Your objective — Search the material below for the string "Access" and list each line that holds it.

-=-=-=-=-

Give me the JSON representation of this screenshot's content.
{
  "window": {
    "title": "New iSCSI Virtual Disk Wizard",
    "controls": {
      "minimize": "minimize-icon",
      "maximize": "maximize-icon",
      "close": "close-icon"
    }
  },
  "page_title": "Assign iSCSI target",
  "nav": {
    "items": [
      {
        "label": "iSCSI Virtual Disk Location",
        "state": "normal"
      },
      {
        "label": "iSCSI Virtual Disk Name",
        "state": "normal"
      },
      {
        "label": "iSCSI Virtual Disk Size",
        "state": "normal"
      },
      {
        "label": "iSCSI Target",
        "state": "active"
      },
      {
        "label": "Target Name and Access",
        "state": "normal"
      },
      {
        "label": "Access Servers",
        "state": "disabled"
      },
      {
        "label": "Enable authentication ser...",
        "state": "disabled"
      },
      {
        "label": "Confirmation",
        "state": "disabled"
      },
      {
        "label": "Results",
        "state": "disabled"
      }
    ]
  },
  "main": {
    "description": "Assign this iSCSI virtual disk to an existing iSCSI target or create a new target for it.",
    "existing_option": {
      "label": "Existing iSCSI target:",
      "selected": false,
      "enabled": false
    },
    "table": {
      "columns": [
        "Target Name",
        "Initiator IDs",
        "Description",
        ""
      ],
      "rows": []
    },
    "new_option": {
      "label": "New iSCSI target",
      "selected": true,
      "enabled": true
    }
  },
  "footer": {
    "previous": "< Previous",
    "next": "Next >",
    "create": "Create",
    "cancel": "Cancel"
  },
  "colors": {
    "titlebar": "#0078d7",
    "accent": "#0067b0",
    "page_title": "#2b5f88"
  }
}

-=-=-=-=-

Finished task —
        "label": "Target Name and Access",
        "label": "Access Servers",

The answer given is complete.